■ Problem details ■
Print the entire listing. Each line must match the original exactly.

╔══

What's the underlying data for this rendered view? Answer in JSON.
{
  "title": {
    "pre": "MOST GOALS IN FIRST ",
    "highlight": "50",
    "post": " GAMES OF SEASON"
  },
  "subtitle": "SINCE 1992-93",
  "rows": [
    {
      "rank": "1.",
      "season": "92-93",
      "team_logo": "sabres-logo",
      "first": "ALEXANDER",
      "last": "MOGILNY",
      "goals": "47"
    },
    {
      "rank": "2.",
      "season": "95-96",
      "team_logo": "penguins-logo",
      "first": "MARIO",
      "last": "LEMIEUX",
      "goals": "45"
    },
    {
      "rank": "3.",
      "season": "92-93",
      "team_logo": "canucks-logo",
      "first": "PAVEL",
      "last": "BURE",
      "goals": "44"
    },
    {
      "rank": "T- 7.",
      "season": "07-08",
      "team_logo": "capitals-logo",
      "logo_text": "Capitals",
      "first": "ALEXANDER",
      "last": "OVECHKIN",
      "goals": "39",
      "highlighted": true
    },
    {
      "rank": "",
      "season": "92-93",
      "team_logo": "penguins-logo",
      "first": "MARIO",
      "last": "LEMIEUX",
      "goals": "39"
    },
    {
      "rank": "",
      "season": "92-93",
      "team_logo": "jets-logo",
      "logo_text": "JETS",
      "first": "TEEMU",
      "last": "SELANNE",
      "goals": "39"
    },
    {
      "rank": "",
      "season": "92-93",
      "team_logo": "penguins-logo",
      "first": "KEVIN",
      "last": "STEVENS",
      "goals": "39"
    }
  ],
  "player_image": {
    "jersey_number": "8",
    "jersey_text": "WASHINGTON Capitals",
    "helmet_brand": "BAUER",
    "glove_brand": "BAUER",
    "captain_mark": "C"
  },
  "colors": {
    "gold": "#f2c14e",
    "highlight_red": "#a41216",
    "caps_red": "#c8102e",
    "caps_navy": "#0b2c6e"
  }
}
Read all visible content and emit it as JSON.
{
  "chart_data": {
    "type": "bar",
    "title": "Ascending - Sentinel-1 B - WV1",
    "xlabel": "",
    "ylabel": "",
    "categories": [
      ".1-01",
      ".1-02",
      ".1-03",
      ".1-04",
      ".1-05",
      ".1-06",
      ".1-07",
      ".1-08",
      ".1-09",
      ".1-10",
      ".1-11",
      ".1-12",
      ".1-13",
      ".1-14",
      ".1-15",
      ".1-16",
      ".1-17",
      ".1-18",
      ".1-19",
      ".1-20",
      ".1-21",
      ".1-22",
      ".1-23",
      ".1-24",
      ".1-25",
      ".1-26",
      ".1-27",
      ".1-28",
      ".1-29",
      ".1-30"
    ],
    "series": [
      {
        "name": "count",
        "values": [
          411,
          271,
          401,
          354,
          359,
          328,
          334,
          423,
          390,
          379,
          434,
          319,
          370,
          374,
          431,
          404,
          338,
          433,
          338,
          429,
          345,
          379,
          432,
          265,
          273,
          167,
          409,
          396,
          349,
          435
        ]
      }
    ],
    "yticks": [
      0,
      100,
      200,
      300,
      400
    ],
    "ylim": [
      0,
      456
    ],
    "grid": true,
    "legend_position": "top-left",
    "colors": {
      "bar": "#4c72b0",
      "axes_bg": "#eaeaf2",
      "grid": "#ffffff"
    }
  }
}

╚══

■ Expected output ■
What's the underlying data for this rendered view? Answer in JSON.
{
  "title": {
    "pre": "MOST GOALS IN FIRST ",
    "highlight": "50",
    "post": " GAMES OF SEASON"
  },
  "subtitle": "SINCE 1992-93",
  "rows": [
    {
      "rank": "1.",
      "season": "92-93",
      "team_logo": "sabres-logo",
      "first": "ALEXANDER",
      "last": "MOGILNY",
      "goals": "47"
    },
    {
      "rank": "2.",
      "season": "95-96",
      "team_logo": "penguins-logo",
      "first": "MARIO",
      "last": "LEMIEUX",
      "goals": "45"
    },
    {
      "rank": "3.",
      "season": "92-93",
      "team_logo": "canucks-logo",
      "first": "PAVEL",
      "last": "BURE",
      "goals": "44"
    },
    {
      "rank": "T- 7.",
      "season": "07-08",
      "team_logo": "capitals-logo",
      "logo_text": "Capitals",
      "first": "ALEXANDER",
      "last": "OVECHKIN",
      "goals": "39",
      "highlighted": true
    },
    {
      "rank": "",
      "season": "92-93",
      "team_logo": "penguins-logo",
      "first": "MARIO",
      "last": "LEMIEUX",
      "goals": "39"
    },
    {
      "rank": "",
      "season": "92-93",
      "team_logo": "jets-logo",
      "logo_text": "JETS",
      "first": "TEEMU",
      "last": "SELANNE",
      "goals": "39"
    },
    {
      "rank": "",
      "season": "92-93",
      "team_logo": "penguins-logo",
      "first": "KEVIN",
      "last": "STEVENS",
      "goals": "39"
    }
  ],
  "player_image": {
    "jersey_number": "8",
    "jersey_text": "WASHINGTON Capitals",
    "helmet_brand": "BAUER",
    "glove_brand": "BAUER",
    "captain_mark": "C"
  },
  "colors": {
    "gold": "#f2c14e",
    "highlight_red": "#a41216",
    "caps_red": "#c8102e",
    "caps_navy": "#0b2c6e"
  }
}
Read all visible content and emit it as JSON.
{
  "chart_data": {
    "type": "bar",
    "title": "Ascending - Sentinel-1 B - WV1",
    "xlabel": "",
    "ylabel": "",
    "categories": [
      ".1-01",
      ".1-02",
      ".1-03",
      ".1-04",
      ".1-05",
      ".1-06",
      ".1-07",
      ".1-08",
      ".1-09",
      ".1-10",
      ".1-11",
      ".1-12",
      ".1-13",
      ".1-14",
      ".1-15",
      ".1-16",
      ".1-17",
      ".1-18",
      ".1-19",
      ".1-20",
      ".1-21",
      ".1-22",
      ".1-23",
      ".1-24",
      ".1-25",
      ".1-26",
      ".1-27",
      ".1-28",
      ".1-29",
      ".1-30"
    ],
    "series": [
      {
        "name": "count",
        "values": [
          411,
          271,
          401,
          354,
          359,
          328,
          334,
          423,
          390,
          379,
          434,
          319,
          370,
          374,
          431,
          404,
          338,
          433,
          338,
          429,
          345,
          379,
          432,
          265,
          273,
          167,
          409,
          396,
          349,
          435
        ]
      }
    ],
    "yticks": [
      0,
      100,
      200,
      300,
      400
    ],
    "ylim": [
      0,
      456
    ],
    "grid": true,
    "legend_position": "top-left",
    "colors": {
      "bar": "#4c72b0",
      "axes_bg": "#eaeaf2",
      "grid": "#ffffff"
    }
  }
}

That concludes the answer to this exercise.